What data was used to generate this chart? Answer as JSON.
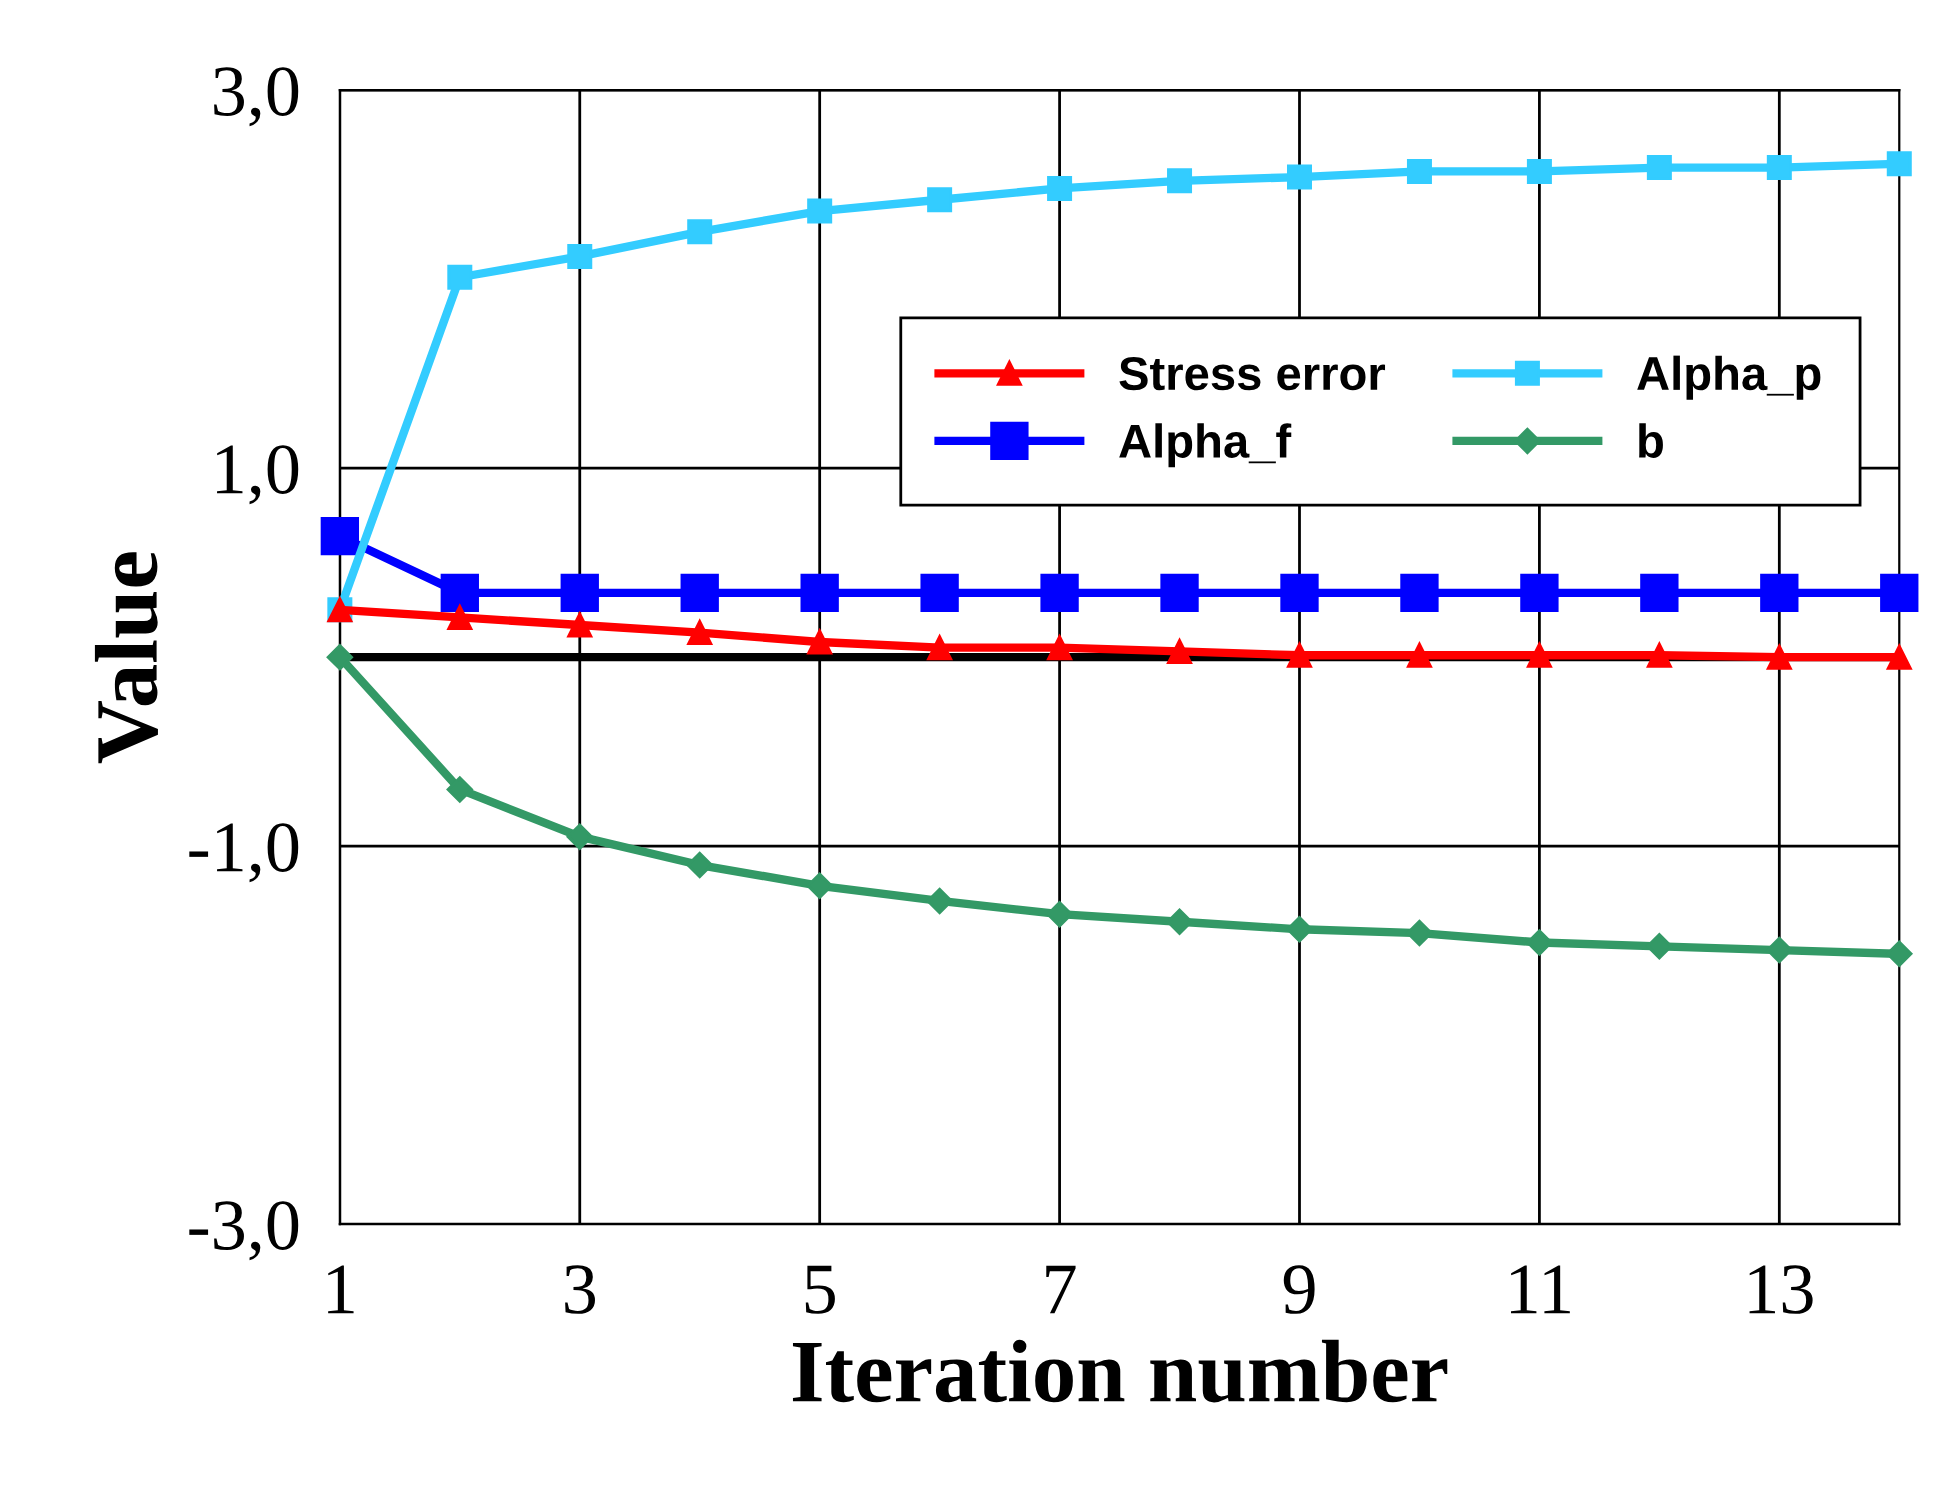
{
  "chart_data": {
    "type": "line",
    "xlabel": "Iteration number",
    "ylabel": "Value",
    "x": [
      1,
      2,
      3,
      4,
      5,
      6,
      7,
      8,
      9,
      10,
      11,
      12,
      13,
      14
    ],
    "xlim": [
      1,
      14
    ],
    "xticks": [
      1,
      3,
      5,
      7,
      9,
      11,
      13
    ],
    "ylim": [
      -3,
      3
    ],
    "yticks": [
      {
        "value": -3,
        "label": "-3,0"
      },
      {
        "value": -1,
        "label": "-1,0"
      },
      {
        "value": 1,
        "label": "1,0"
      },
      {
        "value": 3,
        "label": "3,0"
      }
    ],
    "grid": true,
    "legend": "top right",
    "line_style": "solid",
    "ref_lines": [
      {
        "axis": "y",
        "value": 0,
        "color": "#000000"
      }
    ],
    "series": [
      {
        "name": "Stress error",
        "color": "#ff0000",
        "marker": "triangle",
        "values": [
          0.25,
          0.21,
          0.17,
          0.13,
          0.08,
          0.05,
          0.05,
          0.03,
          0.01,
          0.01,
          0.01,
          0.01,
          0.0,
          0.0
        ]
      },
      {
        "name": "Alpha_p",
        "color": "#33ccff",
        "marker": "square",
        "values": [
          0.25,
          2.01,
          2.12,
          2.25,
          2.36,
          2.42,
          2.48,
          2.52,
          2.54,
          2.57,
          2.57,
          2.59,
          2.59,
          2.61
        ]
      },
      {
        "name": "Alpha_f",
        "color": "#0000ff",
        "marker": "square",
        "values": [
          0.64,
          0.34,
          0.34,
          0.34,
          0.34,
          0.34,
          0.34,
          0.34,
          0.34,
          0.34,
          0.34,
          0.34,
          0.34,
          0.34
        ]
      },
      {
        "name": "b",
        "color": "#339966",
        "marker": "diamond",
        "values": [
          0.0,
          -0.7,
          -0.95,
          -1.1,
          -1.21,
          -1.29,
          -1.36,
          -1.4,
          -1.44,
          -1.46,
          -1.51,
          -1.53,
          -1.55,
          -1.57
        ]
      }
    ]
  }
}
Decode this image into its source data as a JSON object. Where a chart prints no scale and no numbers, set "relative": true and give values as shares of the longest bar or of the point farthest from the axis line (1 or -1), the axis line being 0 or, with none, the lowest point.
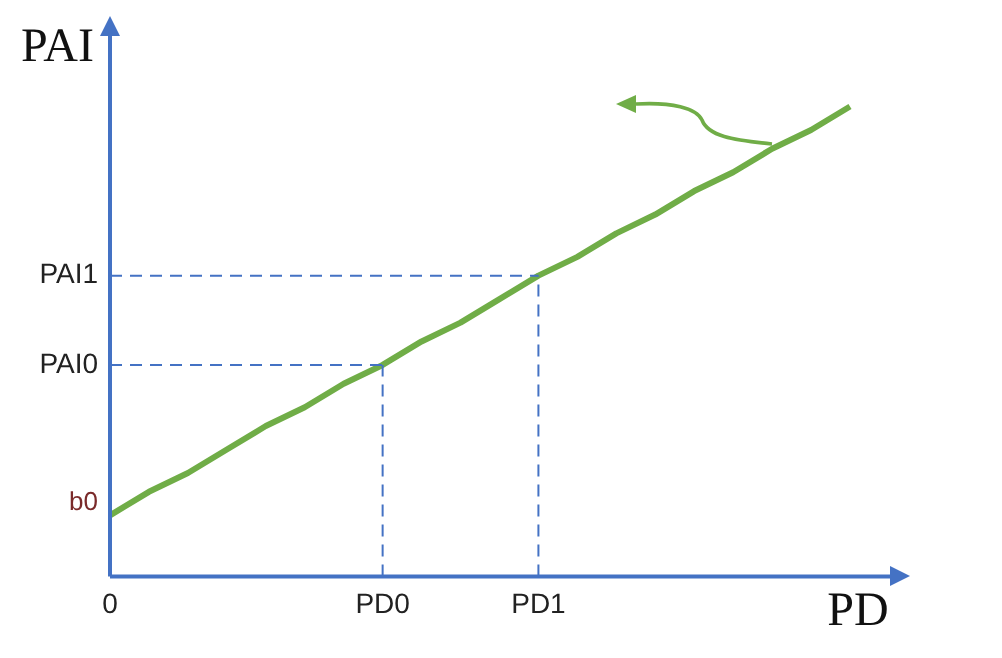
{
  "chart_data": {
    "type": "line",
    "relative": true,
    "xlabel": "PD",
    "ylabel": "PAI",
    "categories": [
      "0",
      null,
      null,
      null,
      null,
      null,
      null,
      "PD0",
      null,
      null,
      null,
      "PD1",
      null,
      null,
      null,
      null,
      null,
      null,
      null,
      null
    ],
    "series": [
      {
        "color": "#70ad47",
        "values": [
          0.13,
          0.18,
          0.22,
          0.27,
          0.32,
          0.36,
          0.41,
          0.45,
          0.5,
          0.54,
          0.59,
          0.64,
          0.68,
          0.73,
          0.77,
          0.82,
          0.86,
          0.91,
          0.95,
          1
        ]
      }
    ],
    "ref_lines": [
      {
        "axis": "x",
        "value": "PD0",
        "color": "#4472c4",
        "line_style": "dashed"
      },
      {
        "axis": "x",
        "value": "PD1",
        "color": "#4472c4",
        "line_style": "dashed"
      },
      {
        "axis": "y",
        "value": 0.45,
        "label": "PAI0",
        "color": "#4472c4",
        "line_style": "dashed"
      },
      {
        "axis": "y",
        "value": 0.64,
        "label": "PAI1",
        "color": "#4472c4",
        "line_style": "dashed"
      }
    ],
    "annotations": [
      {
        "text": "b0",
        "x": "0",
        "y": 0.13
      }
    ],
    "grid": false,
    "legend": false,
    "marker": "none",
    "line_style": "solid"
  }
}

----

- [EXERCISE REQUIREMENTS]:
Transcribe the records above exactly, leaving out every picture.

- [SOLVED EXERCISE]:
What data was used to generate this chart? Answer as JSON.
{
  "chart_data": {
    "type": "line",
    "xlabel": "Iteration number",
    "ylabel": "Value",
    "x": [
      1,
      2,
      3,
      4,
      5,
      6,
      7,
      8,
      9,
      10,
      11,
      12,
      13,
      14
    ],
    "xlim": [
      1,
      14
    ],
    "xticks": [
      1,
      3,
      5,
      7,
      9,
      11,
      13
    ],
    "ylim": [
      -3,
      3
    ],
    "yticks": [
      {
        "value": -3,
        "label": "-3,0"
      },
      {
        "value": -1,
        "label": "-1,0"
      },
      {
        "value": 1,
        "label": "1,0"
      },
      {
        "value": 3,
        "label": "3,0"
      }
    ],
    "grid": true,
    "legend": "top right",
    "line_style": "solid",
    "ref_lines": [
      {
        "axis": "y",
        "value": 0,
        "color": "#000000"
      }
    ],
    "series": [
      {
        "name": "Stress error",
        "color": "#ff0000",
        "marker": "triangle",
        "values": [
          0.25,
          0.21,
          0.17,
          0.13,
          0.08,
          0.05,
          0.05,
          0.03,
          0.01,
          0.01,
          0.01,
          0.01,
          0.0,
          0.0
        ]
      },
      {
        "name": "Alpha_p",
        "color": "#33ccff",
        "marker": "square",
        "values": [
          0.25,
          2.01,
          2.12,
          2.25,
          2.36,
          2.42,
          2.48,
          2.52,
          2.54,
          2.57,
          2.57,
          2.59,
          2.59,
          2.61
        ]
      },
      {
        "name": "Alpha_f",
        "color": "#0000ff",
        "marker": "square",
        "values": [
          0.64,
          0.34,
          0.34,
          0.34,
          0.34,
          0.34,
          0.34,
          0.34,
          0.34,
          0.34,
          0.34,
          0.34,
          0.34,
          0.34
        ]
      },
      {
        "name": "b",
        "color": "#339966",
        "marker": "diamond",
        "values": [
          0.0,
          -0.7,
          -0.95,
          -1.1,
          -1.21,
          -1.29,
          -1.36,
          -1.4,
          -1.44,
          -1.46,
          -1.51,
          -1.53,
          -1.55,
          -1.57
        ]
      }
    ]
  }
}
Decode this image into its source data as a JSON object. Where a chart prints no scale and no numbers, set "relative": true and give values as shares of the longest bar or of the point farthest from the axis line (1 or -1), the axis line being 0 or, with none, the lowest point.
{
  "chart_data": {
    "type": "line",
    "relative": true,
    "xlabel": "PD",
    "ylabel": "PAI",
    "categories": [
      "0",
      null,
      null,
      null,
      null,
      null,
      null,
      "PD0",
      null,
      null,
      null,
      "PD1",
      null,
      null,
      null,
      null,
      null,
      null,
      null,
      null
    ],
    "series": [
      {
        "color": "#70ad47",
        "values": [
          0.13,
          0.18,
          0.22,
          0.27,
          0.32,
          0.36,
          0.41,
          0.45,
          0.5,
          0.54,
          0.59,
          0.64,
          0.68,
          0.73,
          0.77,
          0.82,
          0.86,
          0.91,
          0.95,
          1
        ]
      }
    ],
    "ref_lines": [
      {
        "axis": "x",
        "value": "PD0",
        "color": "#4472c4",
        "line_style": "dashed"
      },
      {
        "axis": "x",
        "value": "PD1",
        "color": "#4472c4",
        "line_style": "dashed"
      },
      {
        "axis": "y",
        "value": 0.45,
        "label": "PAI0",
        "color": "#4472c4",
        "line_style": "dashed"
      },
      {
        "axis": "y",
        "value": 0.64,
        "label": "PAI1",
        "color": "#4472c4",
        "line_style": "dashed"
      }
    ],
    "annotations": [
      {
        "text": "b0",
        "x": "0",
        "y": 0.13
      }
    ],
    "grid": false,
    "legend": false,
    "marker": "none",
    "line_style": "solid"
  }
}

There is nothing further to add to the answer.